Required work: Check each line of the material below, and copy it if it holds the string "információk".

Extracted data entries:
********************
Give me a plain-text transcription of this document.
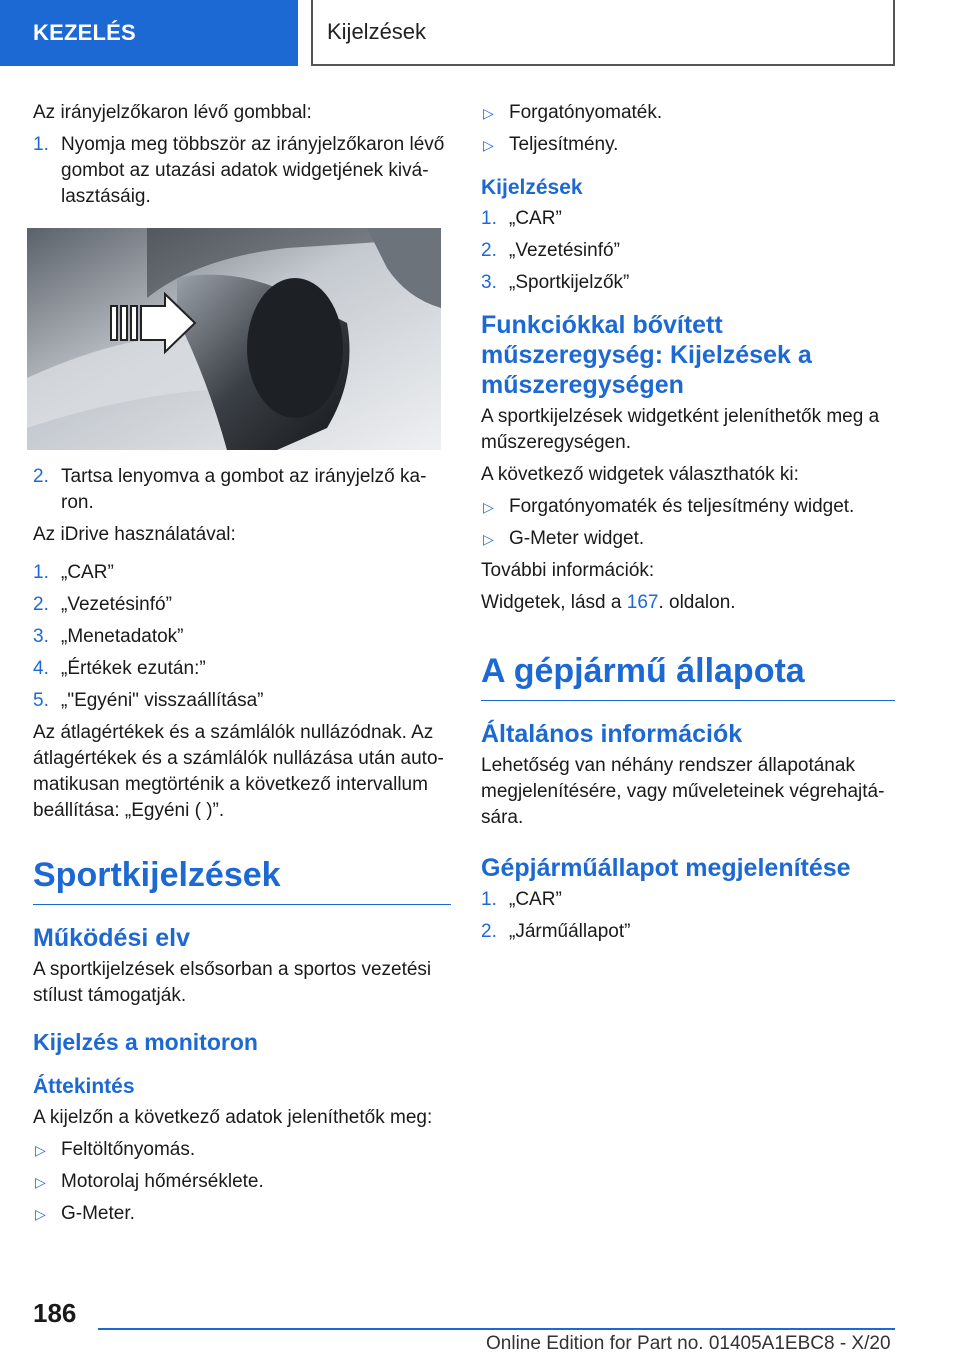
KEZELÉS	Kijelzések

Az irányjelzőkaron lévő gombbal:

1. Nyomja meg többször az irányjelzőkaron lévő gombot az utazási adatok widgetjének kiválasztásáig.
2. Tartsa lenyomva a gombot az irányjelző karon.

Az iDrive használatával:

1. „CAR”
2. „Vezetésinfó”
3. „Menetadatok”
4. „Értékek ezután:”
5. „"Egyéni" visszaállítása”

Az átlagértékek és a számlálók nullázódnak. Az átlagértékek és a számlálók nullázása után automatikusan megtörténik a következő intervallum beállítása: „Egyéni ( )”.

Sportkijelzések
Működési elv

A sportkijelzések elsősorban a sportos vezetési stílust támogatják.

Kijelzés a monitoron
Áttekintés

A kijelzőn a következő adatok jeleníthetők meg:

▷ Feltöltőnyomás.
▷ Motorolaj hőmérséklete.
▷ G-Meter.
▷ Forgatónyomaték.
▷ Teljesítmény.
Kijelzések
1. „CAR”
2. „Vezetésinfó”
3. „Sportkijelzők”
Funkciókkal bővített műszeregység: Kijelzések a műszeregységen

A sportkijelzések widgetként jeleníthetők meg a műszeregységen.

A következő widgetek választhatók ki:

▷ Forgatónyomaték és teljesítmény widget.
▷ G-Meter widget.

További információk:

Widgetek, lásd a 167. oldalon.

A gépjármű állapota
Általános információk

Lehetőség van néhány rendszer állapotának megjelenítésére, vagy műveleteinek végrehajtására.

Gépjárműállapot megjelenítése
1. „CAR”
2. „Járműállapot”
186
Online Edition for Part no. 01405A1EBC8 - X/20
********************
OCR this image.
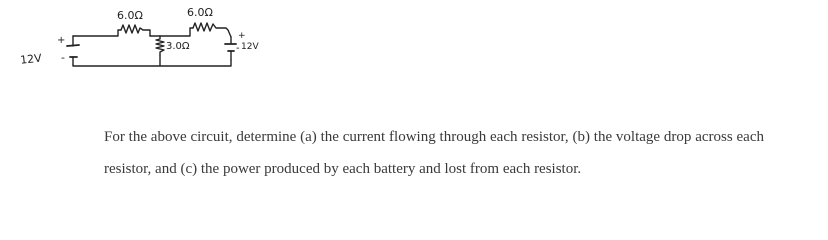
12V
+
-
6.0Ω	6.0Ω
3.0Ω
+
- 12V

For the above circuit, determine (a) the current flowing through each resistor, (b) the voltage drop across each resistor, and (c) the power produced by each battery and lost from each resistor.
********************
Problem solution:
További információk:
Általános információk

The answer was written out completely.